### SET PROBLEM
How many lines of the material below contain the string "starred"? Matches are case-sensitive. Answer with the number only.

[RECORDS SHOWN start]

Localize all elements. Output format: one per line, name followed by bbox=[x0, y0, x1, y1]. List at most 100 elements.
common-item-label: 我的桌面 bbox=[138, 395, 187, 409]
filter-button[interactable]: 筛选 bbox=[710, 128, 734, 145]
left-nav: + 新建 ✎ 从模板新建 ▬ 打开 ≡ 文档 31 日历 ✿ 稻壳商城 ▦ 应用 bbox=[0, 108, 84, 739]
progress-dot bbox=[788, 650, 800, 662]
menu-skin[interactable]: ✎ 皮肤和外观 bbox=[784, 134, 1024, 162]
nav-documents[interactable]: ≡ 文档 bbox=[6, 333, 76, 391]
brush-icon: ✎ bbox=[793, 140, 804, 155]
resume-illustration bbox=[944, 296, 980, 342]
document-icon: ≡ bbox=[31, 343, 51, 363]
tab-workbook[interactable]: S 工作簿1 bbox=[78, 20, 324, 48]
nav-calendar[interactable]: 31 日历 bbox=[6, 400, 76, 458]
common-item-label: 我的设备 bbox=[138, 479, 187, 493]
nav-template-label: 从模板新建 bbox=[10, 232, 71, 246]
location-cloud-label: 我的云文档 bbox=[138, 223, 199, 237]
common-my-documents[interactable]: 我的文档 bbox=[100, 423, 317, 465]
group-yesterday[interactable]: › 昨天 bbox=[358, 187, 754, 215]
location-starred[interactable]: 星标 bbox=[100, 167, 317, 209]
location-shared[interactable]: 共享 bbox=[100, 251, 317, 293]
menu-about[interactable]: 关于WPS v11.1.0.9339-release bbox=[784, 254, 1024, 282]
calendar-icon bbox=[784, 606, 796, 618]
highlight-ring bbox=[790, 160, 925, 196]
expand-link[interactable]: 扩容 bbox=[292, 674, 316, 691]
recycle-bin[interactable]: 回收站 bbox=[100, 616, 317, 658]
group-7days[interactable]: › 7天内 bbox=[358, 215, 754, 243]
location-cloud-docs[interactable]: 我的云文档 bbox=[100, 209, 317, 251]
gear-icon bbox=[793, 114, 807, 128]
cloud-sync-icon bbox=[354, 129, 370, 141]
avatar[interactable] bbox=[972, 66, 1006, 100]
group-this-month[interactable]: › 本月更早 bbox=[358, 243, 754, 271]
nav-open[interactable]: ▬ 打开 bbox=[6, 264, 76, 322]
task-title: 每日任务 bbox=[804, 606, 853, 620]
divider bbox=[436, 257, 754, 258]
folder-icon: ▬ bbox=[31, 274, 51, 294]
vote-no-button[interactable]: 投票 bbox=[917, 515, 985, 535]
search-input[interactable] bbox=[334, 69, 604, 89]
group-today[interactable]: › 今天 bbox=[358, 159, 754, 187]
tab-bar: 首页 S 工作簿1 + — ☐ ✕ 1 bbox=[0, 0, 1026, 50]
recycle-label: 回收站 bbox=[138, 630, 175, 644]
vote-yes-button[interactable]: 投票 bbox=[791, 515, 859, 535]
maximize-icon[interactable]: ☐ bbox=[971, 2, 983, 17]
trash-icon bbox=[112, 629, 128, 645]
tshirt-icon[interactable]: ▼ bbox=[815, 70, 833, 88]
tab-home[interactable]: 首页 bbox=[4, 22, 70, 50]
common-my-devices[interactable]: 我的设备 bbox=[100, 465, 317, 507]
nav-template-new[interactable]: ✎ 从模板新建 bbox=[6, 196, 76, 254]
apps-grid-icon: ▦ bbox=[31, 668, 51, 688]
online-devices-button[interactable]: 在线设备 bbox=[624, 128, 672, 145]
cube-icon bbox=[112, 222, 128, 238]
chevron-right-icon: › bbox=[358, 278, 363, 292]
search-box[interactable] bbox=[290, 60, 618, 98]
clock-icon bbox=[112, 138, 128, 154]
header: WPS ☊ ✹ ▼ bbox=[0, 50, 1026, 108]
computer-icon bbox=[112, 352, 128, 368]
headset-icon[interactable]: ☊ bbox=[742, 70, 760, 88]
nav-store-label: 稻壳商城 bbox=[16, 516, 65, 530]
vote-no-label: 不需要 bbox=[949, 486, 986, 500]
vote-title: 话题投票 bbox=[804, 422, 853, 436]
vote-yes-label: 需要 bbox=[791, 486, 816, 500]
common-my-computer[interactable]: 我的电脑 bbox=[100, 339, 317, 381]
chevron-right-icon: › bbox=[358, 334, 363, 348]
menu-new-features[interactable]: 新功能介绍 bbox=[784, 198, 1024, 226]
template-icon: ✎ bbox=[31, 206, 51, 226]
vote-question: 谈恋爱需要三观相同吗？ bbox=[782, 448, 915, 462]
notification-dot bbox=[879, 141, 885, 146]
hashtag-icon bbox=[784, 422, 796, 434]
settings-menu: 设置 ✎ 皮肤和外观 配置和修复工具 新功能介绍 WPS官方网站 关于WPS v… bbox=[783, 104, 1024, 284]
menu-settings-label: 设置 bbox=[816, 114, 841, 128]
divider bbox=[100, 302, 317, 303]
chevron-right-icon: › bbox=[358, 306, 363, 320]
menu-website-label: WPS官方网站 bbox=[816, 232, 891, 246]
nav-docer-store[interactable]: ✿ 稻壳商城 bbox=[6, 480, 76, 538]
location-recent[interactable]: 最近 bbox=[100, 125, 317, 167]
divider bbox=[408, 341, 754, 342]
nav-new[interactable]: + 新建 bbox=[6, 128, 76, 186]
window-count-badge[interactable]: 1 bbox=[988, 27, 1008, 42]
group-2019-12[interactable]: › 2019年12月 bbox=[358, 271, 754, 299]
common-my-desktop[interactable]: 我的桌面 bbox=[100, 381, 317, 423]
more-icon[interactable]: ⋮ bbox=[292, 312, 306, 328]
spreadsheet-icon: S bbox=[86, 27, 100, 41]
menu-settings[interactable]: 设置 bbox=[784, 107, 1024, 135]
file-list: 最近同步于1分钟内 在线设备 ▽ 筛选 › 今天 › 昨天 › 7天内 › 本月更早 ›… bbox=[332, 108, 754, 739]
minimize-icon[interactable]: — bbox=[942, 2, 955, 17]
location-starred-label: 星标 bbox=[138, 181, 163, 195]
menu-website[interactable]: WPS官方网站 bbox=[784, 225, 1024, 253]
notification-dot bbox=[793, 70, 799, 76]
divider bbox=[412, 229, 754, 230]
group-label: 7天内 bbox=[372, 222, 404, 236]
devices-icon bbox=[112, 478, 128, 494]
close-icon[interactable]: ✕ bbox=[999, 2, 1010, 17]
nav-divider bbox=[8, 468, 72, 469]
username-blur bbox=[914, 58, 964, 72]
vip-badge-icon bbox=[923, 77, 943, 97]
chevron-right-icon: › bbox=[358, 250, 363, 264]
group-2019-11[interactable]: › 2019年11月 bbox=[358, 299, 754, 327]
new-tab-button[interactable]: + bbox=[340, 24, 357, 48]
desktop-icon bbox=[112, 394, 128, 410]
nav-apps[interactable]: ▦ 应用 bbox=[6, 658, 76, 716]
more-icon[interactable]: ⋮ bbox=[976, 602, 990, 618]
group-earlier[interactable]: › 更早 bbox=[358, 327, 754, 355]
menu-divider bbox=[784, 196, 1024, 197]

[RECORDS SHOWN end]

### FINAL RESULT
2